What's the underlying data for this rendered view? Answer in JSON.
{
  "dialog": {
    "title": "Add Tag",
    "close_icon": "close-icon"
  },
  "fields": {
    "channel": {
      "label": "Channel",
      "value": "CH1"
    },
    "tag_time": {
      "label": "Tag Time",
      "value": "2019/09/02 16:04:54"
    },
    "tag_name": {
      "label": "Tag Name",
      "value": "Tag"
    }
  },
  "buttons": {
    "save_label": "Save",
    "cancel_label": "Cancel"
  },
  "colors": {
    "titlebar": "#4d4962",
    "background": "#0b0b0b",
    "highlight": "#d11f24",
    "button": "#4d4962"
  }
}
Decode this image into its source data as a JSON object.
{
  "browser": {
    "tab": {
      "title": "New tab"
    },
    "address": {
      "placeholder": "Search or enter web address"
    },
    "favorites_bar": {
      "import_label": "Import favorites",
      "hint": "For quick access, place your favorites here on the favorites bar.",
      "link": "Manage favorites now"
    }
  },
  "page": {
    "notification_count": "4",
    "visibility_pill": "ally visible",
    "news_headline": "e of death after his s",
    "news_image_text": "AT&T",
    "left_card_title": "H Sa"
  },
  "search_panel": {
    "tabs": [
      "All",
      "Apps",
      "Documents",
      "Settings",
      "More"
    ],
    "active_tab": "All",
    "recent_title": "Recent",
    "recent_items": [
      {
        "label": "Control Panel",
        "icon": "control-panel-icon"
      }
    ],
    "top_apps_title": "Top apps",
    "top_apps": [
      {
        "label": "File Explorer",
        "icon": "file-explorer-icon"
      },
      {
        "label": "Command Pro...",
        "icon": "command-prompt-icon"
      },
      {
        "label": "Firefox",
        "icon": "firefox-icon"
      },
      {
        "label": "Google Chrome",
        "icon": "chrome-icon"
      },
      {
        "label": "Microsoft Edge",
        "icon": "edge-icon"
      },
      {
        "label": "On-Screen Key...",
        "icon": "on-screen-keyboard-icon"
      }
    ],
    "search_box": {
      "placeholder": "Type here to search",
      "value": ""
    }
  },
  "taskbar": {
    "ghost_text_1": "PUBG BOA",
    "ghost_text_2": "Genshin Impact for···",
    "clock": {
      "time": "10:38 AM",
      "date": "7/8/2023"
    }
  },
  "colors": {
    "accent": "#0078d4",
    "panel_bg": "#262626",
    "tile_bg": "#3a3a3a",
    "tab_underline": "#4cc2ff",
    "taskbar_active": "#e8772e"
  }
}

PROBLEM DETAILS: Count every line in the preceding entries where the string "placeholder" appears, then state only the total.

TASK ANSWER: 2